- **Instructions to follow**
Every line of the material that follows must be printed again exactly.

:: Raw data

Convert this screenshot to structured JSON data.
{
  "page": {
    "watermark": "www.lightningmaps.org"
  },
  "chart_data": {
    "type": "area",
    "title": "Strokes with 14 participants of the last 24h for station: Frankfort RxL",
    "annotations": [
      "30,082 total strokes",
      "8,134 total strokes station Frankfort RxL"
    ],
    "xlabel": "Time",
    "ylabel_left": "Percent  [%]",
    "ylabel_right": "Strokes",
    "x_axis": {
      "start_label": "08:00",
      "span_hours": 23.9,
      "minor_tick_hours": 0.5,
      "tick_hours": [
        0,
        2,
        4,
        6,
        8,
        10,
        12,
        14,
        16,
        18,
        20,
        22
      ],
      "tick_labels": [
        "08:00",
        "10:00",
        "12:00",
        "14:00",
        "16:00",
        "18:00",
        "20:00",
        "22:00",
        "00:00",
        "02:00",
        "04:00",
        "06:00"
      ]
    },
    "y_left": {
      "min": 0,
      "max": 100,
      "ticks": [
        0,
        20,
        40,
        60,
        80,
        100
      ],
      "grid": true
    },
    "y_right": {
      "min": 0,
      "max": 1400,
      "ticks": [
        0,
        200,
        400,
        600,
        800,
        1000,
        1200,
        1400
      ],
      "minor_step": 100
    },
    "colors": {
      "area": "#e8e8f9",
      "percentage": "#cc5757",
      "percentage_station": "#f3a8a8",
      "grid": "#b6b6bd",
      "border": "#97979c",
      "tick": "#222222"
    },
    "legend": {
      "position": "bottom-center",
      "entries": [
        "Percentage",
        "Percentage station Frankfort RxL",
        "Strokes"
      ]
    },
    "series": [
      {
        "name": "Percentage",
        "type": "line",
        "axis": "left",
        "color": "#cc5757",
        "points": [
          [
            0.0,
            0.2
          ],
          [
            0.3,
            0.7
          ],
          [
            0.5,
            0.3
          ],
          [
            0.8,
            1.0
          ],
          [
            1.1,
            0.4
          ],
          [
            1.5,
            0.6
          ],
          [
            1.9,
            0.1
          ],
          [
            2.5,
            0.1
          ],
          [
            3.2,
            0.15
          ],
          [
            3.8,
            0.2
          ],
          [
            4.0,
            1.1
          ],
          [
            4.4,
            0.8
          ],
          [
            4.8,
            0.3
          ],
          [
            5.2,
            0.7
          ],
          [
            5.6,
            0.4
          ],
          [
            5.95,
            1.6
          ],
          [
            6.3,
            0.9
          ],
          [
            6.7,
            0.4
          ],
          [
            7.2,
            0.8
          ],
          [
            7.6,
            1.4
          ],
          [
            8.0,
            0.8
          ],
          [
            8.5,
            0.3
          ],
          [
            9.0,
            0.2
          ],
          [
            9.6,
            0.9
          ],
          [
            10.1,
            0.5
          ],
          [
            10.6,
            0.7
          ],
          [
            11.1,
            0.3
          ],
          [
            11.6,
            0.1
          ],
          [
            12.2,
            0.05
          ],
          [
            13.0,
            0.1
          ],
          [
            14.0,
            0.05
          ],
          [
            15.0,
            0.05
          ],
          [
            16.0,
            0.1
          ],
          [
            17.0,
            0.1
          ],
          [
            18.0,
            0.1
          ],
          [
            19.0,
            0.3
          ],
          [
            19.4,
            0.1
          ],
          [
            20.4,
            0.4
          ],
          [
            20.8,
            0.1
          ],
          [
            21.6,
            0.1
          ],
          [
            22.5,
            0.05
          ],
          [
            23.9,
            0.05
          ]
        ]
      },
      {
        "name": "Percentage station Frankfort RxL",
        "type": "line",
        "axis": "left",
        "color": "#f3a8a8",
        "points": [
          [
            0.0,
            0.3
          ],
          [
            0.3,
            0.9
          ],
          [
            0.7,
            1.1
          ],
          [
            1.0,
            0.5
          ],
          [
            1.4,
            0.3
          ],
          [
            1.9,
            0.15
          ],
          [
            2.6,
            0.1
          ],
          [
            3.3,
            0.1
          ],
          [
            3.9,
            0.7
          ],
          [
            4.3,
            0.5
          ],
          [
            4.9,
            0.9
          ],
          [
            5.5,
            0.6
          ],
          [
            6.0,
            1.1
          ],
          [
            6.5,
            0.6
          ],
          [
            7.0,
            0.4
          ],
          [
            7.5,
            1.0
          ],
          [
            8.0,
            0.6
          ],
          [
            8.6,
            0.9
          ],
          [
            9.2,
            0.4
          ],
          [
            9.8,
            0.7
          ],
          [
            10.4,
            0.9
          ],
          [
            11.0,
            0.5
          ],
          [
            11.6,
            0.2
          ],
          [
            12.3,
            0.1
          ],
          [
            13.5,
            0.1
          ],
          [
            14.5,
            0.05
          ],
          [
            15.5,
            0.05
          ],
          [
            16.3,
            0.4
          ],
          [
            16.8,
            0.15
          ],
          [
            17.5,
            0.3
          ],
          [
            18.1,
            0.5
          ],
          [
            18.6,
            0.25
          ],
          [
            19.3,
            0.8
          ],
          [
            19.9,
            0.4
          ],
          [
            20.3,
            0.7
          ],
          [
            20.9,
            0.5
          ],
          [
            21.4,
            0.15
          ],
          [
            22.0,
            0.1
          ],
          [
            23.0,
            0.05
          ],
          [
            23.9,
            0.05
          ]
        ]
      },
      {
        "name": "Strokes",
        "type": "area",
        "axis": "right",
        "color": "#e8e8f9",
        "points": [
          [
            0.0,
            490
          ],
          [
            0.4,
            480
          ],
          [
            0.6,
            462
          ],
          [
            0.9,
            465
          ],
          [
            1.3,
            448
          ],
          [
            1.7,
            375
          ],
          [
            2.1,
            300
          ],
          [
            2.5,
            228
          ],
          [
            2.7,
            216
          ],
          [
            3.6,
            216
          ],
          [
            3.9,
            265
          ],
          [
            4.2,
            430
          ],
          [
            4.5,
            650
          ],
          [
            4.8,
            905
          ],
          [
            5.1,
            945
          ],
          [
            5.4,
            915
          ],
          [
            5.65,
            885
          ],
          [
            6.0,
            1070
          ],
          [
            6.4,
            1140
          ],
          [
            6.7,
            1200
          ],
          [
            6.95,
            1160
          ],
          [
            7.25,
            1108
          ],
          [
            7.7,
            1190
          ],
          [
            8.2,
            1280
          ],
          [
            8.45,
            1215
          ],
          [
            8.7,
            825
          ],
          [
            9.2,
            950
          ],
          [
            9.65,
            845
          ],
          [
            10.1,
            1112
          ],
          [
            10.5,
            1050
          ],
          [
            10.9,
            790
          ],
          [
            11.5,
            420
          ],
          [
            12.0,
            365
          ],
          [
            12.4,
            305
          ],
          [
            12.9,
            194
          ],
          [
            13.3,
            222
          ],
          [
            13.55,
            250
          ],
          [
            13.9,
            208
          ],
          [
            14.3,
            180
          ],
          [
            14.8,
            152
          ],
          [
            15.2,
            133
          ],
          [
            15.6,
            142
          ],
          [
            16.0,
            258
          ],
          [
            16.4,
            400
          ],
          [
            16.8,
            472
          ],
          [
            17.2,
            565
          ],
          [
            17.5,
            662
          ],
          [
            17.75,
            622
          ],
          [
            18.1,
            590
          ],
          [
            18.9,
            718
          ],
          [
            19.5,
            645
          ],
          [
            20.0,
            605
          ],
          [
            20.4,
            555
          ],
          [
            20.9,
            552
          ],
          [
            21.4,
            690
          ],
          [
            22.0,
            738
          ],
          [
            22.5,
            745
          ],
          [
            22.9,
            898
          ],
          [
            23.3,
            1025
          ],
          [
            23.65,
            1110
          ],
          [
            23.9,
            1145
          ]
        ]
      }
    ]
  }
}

::::

- **Exercise response**
Convert this screenshot to structured JSON data.
{
  "page": {
    "watermark": "www.lightningmaps.org"
  },
  "chart_data": {
    "type": "area",
    "title": "Strokes with 14 participants of the last 24h for station: Frankfort RxL",
    "annotations": [
      "30,082 total strokes",
      "8,134 total strokes station Frankfort RxL"
    ],
    "xlabel": "Time",
    "ylabel_left": "Percent  [%]",
    "ylabel_right": "Strokes",
    "x_axis": {
      "start_label": "08:00",
      "span_hours": 23.9,
      "minor_tick_hours": 0.5,
      "tick_hours": [
        0,
        2,
        4,
        6,
        8,
        10,
        12,
        14,
        16,
        18,
        20,
        22
      ],
      "tick_labels": [
        "08:00",
        "10:00",
        "12:00",
        "14:00",
        "16:00",
        "18:00",
        "20:00",
        "22:00",
        "00:00",
        "02:00",
        "04:00",
        "06:00"
      ]
    },
    "y_left": {
      "min": 0,
      "max": 100,
      "ticks": [
        0,
        20,
        40,
        60,
        80,
        100
      ],
      "grid": true
    },
    "y_right": {
      "min": 0,
      "max": 1400,
      "ticks": [
        0,
        200,
        400,
        600,
        800,
        1000,
        1200,
        1400
      ],
      "minor_step": 100
    },
    "colors": {
      "area": "#e8e8f9",
      "percentage": "#cc5757",
      "percentage_station": "#f3a8a8",
      "grid": "#b6b6bd",
      "border": "#97979c",
      "tick": "#222222"
    },
    "legend": {
      "position": "bottom-center",
      "entries": [
        "Percentage",
        "Percentage station Frankfort RxL",
        "Strokes"
      ]
    },
    "series": [
      {
        "name": "Percentage",
        "type": "line",
        "axis": "left",
        "color": "#cc5757",
        "points": [
          [
            0.0,
            0.2
          ],
          [
            0.3,
            0.7
          ],
          [
            0.5,
            0.3
          ],
          [
            0.8,
            1.0
          ],
          [
            1.1,
            0.4
          ],
          [
            1.5,
            0.6
          ],
          [
            1.9,
            0.1
          ],
          [
            2.5,
            0.1
          ],
          [
            3.2,
            0.15
          ],
          [
            3.8,
            0.2
          ],
          [
            4.0,
            1.1
          ],
          [
            4.4,
            0.8
          ],
          [
            4.8,
            0.3
          ],
          [
            5.2,
            0.7
          ],
          [
            5.6,
            0.4
          ],
          [
            5.95,
            1.6
          ],
          [
            6.3,
            0.9
          ],
          [
            6.7,
            0.4
          ],
          [
            7.2,
            0.8
          ],
          [
            7.6,
            1.4
          ],
          [
            8.0,
            0.8
          ],
          [
            8.5,
            0.3
          ],
          [
            9.0,
            0.2
          ],
          [
            9.6,
            0.9
          ],
          [
            10.1,
            0.5
          ],
          [
            10.6,
            0.7
          ],
          [
            11.1,
            0.3
          ],
          [
            11.6,
            0.1
          ],
          [
            12.2,
            0.05
          ],
          [
            13.0,
            0.1
          ],
          [
            14.0,
            0.05
          ],
          [
            15.0,
            0.05
          ],
          [
            16.0,
            0.1
          ],
          [
            17.0,
            0.1
          ],
          [
            18.0,
            0.1
          ],
          [
            19.0,
            0.3
          ],
          [
            19.4,
            0.1
          ],
          [
            20.4,
            0.4
          ],
          [
            20.8,
            0.1
          ],
          [
            21.6,
            0.1
          ],
          [
            22.5,
            0.05
          ],
          [
            23.9,
            0.05
          ]
        ]
      },
      {
        "name": "Percentage station Frankfort RxL",
        "type": "line",
        "axis": "left",
        "color": "#f3a8a8",
        "points": [
          [
            0.0,
            0.3
          ],
          [
            0.3,
            0.9
          ],
          [
            0.7,
            1.1
          ],
          [
            1.0,
            0.5
          ],
          [
            1.4,
            0.3
          ],
          [
            1.9,
            0.15
          ],
          [
            2.6,
            0.1
          ],
          [
            3.3,
            0.1
          ],
          [
            3.9,
            0.7
          ],
          [
            4.3,
            0.5
          ],
          [
            4.9,
            0.9
          ],
          [
            5.5,
            0.6
          ],
          [
            6.0,
            1.1
          ],
          [
            6.5,
            0.6
          ],
          [
            7.0,
            0.4
          ],
          [
            7.5,
            1.0
          ],
          [
            8.0,
            0.6
          ],
          [
            8.6,
            0.9
          ],
          [
            9.2,
            0.4
          ],
          [
            9.8,
            0.7
          ],
          [
            10.4,
            0.9
          ],
          [
            11.0,
            0.5
          ],
          [
            11.6,
            0.2
          ],
          [
            12.3,
            0.1
          ],
          [
            13.5,
            0.1
          ],
          [
            14.5,
            0.05
          ],
          [
            15.5,
            0.05
          ],
          [
            16.3,
            0.4
          ],
          [
            16.8,
            0.15
          ],
          [
            17.5,
            0.3
          ],
          [
            18.1,
            0.5
          ],
          [
            18.6,
            0.25
          ],
          [
            19.3,
            0.8
          ],
          [
            19.9,
            0.4
          ],
          [
            20.3,
            0.7
          ],
          [
            20.9,
            0.5
          ],
          [
            21.4,
            0.15
          ],
          [
            22.0,
            0.1
          ],
          [
            23.0,
            0.05
          ],
          [
            23.9,
            0.05
          ]
        ]
      },
      {
        "name": "Strokes",
        "type": "area",
        "axis": "right",
        "color": "#e8e8f9",
        "points": [
          [
            0.0,
            490
          ],
          [
            0.4,
            480
          ],
          [
            0.6,
            462
          ],
          [
            0.9,
            465
          ],
          [
            1.3,
            448
          ],
          [
            1.7,
            375
          ],
          [
            2.1,
            300
          ],
          [
            2.5,
            228
          ],
          [
            2.7,
            216
          ],
          [
            3.6,
            216
          ],
          [
            3.9,
            265
          ],
          [
            4.2,
            430
          ],
          [
            4.5,
            650
          ],
          [
            4.8,
            905
          ],
          [
            5.1,
            945
          ],
          [
            5.4,
            915
          ],
          [
            5.65,
            885
          ],
          [
            6.0,
            1070
          ],
          [
            6.4,
            1140
          ],
          [
            6.7,
            1200
          ],
          [
            6.95,
            1160
          ],
          [
            7.25,
            1108
          ],
          [
            7.7,
            1190
          ],
          [
            8.2,
            1280
          ],
          [
            8.45,
            1215
          ],
          [
            8.7,
            825
          ],
          [
            9.2,
            950
          ],
          [
            9.65,
            845
          ],
          [
            10.1,
            1112
          ],
          [
            10.5,
            1050
          ],
          [
            10.9,
            790
          ],
          [
            11.5,
            420
          ],
          [
            12.0,
            365
          ],
          [
            12.4,
            305
          ],
          [
            12.9,
            194
          ],
          [
            13.3,
            222
          ],
          [
            13.55,
            250
          ],
          [
            13.9,
            208
          ],
          [
            14.3,
            180
          ],
          [
            14.8,
            152
          ],
          [
            15.2,
            133
          ],
          [
            15.6,
            142
          ],
          [
            16.0,
            258
          ],
          [
            16.4,
            400
          ],
          [
            16.8,
            472
          ],
          [
            17.2,
            565
          ],
          [
            17.5,
            662
          ],
          [
            17.75,
            622
          ],
          [
            18.1,
            590
          ],
          [
            18.9,
            718
          ],
          [
            19.5,
            645
          ],
          [
            20.0,
            605
          ],
          [
            20.4,
            555
          ],
          [
            20.9,
            552
          ],
          [
            21.4,
            690
          ],
          [
            22.0,
            738
          ],
          [
            22.5,
            745
          ],
          [
            22.9,
            898
          ],
          [
            23.3,
            1025
          ],
          [
            23.65,
            1110
          ],
          [
            23.9,
            1145
          ]
        ]
      }
    ]
  }
}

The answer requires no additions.